**GOAL**
Search the records for the word "Distribution" and report each line that has it.

## Begin RECORDS FOR THIS EXERCISE

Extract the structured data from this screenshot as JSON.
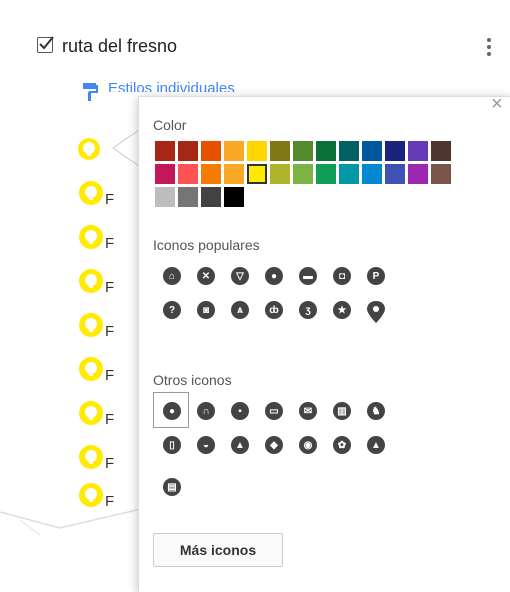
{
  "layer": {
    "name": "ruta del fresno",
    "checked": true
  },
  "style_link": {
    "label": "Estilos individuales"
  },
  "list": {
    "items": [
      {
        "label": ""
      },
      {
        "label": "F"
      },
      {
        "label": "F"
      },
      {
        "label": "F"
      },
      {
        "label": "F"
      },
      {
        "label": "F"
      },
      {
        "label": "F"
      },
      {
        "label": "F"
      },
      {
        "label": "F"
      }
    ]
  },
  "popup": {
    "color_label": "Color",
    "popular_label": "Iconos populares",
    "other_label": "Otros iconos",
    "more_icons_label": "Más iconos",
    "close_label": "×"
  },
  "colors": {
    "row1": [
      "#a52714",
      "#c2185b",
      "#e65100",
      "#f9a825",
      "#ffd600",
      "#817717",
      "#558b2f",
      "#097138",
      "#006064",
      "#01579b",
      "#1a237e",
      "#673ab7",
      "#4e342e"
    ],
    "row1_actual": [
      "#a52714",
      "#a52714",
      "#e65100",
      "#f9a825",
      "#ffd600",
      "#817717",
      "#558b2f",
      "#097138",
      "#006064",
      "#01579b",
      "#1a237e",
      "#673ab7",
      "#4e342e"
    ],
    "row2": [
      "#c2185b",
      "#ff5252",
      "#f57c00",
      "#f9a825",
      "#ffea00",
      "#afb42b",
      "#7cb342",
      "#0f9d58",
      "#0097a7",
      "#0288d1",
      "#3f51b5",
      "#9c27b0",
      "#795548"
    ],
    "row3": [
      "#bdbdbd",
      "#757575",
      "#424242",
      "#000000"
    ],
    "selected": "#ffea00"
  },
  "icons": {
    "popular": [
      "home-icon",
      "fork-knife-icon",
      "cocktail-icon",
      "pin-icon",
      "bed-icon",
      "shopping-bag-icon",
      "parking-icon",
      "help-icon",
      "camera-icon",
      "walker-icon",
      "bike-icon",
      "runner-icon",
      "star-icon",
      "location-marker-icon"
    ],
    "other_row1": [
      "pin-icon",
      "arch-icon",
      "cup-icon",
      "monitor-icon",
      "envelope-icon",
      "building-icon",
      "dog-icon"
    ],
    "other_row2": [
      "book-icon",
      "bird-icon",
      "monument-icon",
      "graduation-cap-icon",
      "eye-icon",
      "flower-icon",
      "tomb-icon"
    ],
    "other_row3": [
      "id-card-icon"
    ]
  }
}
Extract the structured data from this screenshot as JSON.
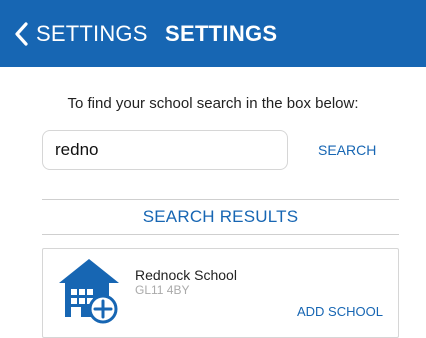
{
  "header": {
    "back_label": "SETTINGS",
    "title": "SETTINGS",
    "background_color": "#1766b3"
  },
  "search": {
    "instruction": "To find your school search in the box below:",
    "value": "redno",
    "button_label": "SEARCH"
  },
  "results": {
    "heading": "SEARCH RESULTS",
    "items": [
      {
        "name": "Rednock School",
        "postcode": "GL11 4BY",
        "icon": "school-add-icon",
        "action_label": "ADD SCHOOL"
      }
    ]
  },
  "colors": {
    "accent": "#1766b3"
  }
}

## End RECORDS FOR THIS EXERCISE
## Begin RECORDS FOR THIS EXERCISE

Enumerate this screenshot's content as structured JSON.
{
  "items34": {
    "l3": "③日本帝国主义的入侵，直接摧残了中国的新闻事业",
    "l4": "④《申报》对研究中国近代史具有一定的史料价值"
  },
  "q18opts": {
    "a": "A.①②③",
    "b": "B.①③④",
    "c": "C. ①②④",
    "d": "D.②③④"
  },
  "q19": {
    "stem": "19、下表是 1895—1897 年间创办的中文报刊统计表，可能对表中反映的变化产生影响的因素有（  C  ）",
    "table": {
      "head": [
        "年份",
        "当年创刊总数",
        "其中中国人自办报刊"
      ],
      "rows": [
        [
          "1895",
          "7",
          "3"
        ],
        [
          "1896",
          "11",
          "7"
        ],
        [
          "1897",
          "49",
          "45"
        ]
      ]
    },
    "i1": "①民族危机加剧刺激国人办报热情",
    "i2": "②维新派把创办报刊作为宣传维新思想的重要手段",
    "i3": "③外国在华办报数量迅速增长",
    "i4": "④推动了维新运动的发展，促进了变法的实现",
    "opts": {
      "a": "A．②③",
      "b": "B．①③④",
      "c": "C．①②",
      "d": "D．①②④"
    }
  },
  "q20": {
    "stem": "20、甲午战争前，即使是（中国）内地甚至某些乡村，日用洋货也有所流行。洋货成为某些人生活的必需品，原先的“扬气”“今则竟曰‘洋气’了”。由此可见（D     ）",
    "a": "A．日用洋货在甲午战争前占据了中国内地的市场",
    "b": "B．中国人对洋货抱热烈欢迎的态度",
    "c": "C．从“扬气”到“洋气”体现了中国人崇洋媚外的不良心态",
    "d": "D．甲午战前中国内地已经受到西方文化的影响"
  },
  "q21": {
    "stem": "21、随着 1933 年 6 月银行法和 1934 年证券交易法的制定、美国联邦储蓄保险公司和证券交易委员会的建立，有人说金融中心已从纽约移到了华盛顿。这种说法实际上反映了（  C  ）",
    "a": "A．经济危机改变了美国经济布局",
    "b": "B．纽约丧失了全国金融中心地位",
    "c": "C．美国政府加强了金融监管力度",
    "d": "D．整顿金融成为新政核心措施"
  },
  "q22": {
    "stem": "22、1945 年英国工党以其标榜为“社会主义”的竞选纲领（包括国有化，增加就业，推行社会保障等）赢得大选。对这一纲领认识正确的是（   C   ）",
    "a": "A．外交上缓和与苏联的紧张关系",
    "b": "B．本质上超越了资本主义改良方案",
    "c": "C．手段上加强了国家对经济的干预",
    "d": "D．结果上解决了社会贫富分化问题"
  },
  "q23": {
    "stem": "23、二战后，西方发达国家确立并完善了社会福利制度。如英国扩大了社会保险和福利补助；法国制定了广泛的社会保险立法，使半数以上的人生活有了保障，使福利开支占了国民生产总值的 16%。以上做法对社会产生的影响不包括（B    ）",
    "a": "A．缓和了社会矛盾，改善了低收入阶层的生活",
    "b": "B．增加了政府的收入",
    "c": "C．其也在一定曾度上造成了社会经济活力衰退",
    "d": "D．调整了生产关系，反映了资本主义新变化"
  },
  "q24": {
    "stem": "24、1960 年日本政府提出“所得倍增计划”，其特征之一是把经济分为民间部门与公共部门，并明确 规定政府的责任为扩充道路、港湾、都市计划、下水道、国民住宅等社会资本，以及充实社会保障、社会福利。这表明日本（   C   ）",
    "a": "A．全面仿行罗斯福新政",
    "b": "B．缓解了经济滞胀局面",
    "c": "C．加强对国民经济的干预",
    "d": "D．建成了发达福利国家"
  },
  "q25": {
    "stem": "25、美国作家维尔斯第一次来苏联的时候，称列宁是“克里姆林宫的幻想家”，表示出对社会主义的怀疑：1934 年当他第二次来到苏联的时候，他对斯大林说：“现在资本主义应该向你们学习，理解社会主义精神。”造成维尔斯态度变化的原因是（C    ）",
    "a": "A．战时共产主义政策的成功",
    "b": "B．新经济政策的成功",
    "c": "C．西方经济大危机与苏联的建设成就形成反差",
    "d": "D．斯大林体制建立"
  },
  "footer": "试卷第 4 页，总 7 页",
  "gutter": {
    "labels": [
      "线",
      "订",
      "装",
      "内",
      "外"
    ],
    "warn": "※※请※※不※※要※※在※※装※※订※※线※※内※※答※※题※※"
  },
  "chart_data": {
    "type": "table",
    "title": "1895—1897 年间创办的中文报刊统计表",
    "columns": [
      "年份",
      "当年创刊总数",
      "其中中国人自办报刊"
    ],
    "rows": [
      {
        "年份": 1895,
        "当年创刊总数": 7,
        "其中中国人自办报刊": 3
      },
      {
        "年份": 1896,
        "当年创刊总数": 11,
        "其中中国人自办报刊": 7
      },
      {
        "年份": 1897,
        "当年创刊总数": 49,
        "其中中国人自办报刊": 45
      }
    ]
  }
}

## End RECORDS FOR THIS EXERCISE
## Begin RECORDS FOR THIS EXERCISE

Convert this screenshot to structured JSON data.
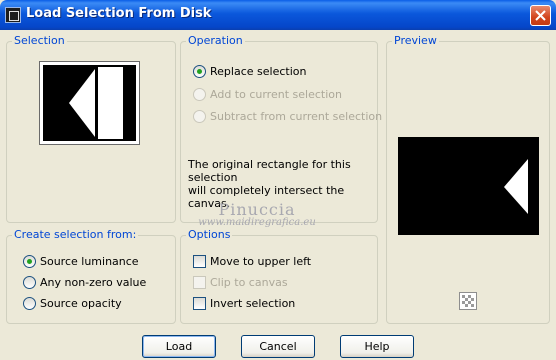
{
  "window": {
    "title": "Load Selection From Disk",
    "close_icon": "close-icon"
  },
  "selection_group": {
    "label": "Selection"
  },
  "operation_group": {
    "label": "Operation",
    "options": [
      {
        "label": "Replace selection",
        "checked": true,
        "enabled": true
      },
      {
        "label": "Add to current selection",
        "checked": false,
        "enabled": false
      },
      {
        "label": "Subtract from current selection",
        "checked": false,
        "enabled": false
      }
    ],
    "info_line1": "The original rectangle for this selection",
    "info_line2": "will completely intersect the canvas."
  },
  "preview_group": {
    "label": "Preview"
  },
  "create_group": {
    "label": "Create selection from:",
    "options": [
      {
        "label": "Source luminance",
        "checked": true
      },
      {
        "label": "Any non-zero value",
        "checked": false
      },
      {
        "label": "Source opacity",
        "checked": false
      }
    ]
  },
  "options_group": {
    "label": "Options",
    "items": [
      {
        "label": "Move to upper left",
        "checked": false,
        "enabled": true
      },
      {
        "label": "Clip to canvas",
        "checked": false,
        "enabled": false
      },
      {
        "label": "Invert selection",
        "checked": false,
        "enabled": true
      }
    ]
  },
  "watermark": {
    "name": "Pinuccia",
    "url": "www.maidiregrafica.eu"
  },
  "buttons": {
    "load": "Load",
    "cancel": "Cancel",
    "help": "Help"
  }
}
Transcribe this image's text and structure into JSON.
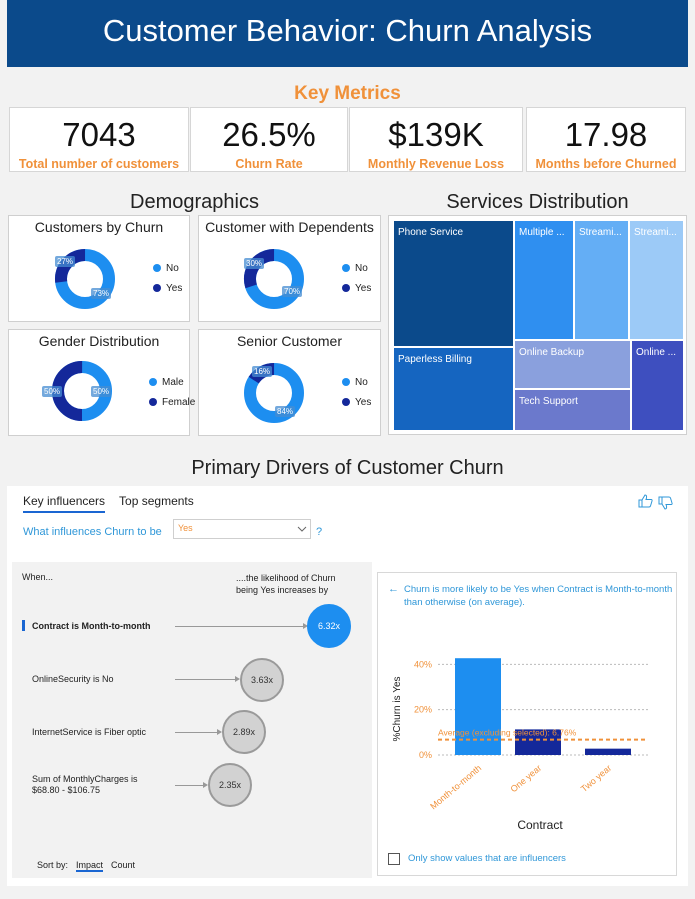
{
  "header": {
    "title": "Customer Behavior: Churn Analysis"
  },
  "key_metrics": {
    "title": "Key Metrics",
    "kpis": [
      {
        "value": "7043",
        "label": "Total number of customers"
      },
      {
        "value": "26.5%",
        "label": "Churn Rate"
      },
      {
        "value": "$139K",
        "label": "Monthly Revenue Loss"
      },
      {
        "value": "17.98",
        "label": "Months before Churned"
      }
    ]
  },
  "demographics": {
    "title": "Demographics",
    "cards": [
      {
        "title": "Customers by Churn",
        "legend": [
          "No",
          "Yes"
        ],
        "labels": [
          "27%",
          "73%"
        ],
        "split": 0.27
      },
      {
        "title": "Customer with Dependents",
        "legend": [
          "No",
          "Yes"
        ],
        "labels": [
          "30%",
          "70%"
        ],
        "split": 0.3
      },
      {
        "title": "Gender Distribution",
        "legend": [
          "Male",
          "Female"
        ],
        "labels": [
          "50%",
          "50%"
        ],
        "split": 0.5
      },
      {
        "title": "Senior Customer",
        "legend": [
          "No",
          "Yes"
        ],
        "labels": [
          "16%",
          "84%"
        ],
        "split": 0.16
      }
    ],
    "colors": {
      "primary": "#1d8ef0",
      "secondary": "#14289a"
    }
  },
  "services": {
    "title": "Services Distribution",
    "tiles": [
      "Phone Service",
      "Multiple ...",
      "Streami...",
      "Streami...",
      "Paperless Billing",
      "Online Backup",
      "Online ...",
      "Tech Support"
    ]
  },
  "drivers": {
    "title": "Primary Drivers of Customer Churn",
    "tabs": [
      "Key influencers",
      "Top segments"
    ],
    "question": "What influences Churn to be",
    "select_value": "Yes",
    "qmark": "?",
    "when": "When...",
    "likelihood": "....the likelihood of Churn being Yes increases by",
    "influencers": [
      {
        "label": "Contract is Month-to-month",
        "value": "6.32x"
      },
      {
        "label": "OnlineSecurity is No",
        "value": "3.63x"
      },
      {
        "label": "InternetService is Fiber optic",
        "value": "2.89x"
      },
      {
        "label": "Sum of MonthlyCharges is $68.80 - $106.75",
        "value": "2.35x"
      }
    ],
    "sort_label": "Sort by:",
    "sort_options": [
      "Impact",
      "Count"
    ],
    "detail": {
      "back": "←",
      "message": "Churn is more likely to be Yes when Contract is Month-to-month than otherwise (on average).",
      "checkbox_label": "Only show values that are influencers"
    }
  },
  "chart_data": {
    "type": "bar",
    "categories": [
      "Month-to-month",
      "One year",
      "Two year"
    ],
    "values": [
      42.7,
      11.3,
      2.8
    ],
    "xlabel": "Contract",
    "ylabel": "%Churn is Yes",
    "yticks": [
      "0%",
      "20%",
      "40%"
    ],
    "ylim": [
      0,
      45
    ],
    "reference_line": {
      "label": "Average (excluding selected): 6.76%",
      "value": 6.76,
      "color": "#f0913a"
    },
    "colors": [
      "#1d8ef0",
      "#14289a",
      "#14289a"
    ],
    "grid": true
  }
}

## End RECORDS FOR THIS EXERCISE

**EXERCISE SOLUTION**
        "title": "Gender Distribution",
    "title": "Services Distribution",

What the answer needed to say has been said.